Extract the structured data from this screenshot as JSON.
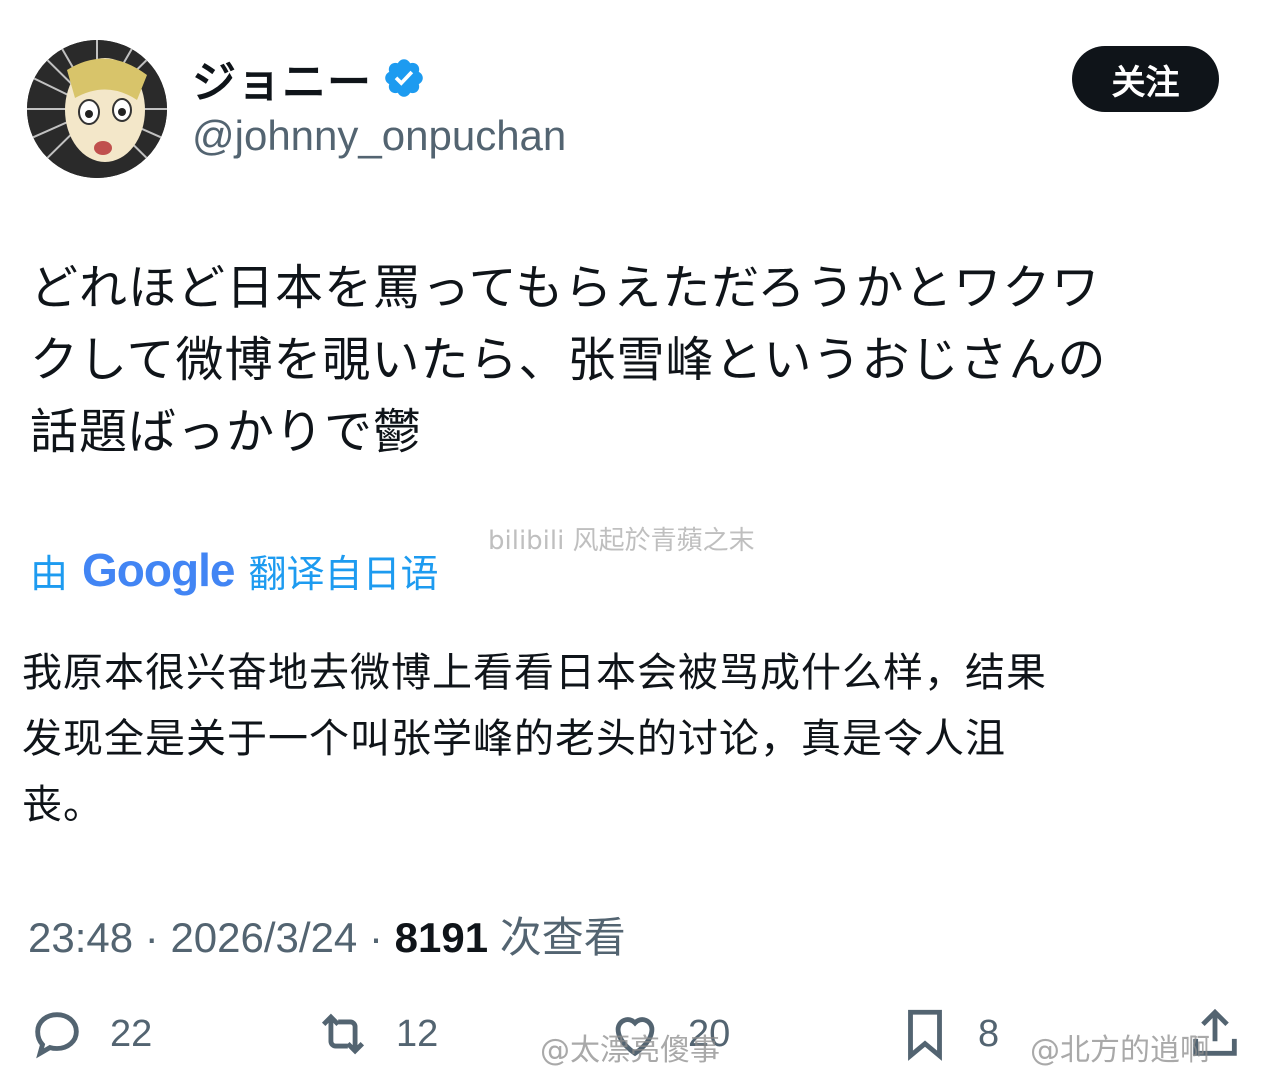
{
  "user": {
    "display_name": "ジョニー",
    "handle": "@johnny_onpuchan",
    "verified": true
  },
  "follow_label": "关注",
  "tweet": {
    "text_lines": [
      "どれほど日本を罵ってもらえただろうかとワクワ",
      "クして微博を覗いたら、张雪峰というおじさんの",
      "話題ばっかりで鬱"
    ]
  },
  "translation": {
    "prefix": "由",
    "google": "Google",
    "suffix": "翻译自日语",
    "text_lines": [
      "我原本很兴奋地去微博上看看日本会被骂成什么样，结果",
      "发现全是关于一个叫张学峰的老头的讨论，真是令人沮",
      "丧。"
    ]
  },
  "meta": {
    "time": "23:48",
    "date": "2026/3/24",
    "views_count": "8191",
    "views_label": "次查看"
  },
  "actions": {
    "replies": "22",
    "reposts": "12",
    "likes": "20",
    "bookmarks": "8"
  },
  "watermarks": {
    "bilibili": "bilibili 风起於青蘋之末",
    "weibo_1": "@太漂亮傻事",
    "weibo_2": "@北方的逍啊"
  },
  "colors": {
    "accent": "#1d9bf0",
    "text": "#0f1419",
    "secondary": "#536471",
    "button_bg": "#0f1419"
  }
}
☆ ☆ ☆ ☆
## WRITTEN REQUEST
Return all of the entries exactly as written, but drop any pictures they hold.

## RESULT
Extract the structured data from this screenshot as JSON.
{
  "user": {
    "display_name": "ジョニー",
    "handle": "@johnny_onpuchan",
    "verified": true
  },
  "follow_label": "关注",
  "tweet": {
    "text_lines": [
      "どれほど日本を罵ってもらえただろうかとワクワ",
      "クして微博を覗いたら、张雪峰というおじさんの",
      "話題ばっかりで鬱"
    ]
  },
  "translation": {
    "prefix": "由",
    "google": "Google",
    "suffix": "翻译自日语",
    "text_lines": [
      "我原本很兴奋地去微博上看看日本会被骂成什么样，结果",
      "发现全是关于一个叫张学峰的老头的讨论，真是令人沮",
      "丧。"
    ]
  },
  "meta": {
    "time": "23:48",
    "date": "2026/3/24",
    "views_count": "8191",
    "views_label": "次查看"
  },
  "actions": {
    "replies": "22",
    "reposts": "12",
    "likes": "20",
    "bookmarks": "8"
  },
  "watermarks": {
    "bilibili": "bilibili 风起於青蘋之末",
    "weibo_1": "@太漂亮傻事",
    "weibo_2": "@北方的逍啊"
  },
  "colors": {
    "accent": "#1d9bf0",
    "text": "#0f1419",
    "secondary": "#536471",
    "button_bg": "#0f1419"
  }
}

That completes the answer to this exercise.